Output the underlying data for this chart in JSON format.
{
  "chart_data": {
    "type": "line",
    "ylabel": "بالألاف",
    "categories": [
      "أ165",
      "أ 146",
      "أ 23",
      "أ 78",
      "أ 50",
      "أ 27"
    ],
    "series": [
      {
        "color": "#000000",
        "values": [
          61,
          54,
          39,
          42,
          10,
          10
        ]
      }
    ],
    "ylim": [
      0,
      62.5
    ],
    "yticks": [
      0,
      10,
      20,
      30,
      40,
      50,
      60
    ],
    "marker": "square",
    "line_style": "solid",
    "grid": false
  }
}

────

Copy out each line above, character for character.

**TASK OUTPUT:**
Output the underlying data for this chart in JSON format.
{
  "chart_data": {
    "type": "line",
    "ylabel": "بالألاف",
    "categories": [
      "أ165",
      "أ 146",
      "أ 23",
      "أ 78",
      "أ 50",
      "أ 27"
    ],
    "series": [
      {
        "color": "#000000",
        "values": [
          61,
          54,
          39,
          42,
          10,
          10
        ]
      }
    ],
    "ylim": [
      0,
      62.5
    ],
    "yticks": [
      0,
      10,
      20,
      30,
      40,
      50,
      60
    ],
    "marker": "square",
    "line_style": "solid",
    "grid": false
  }
}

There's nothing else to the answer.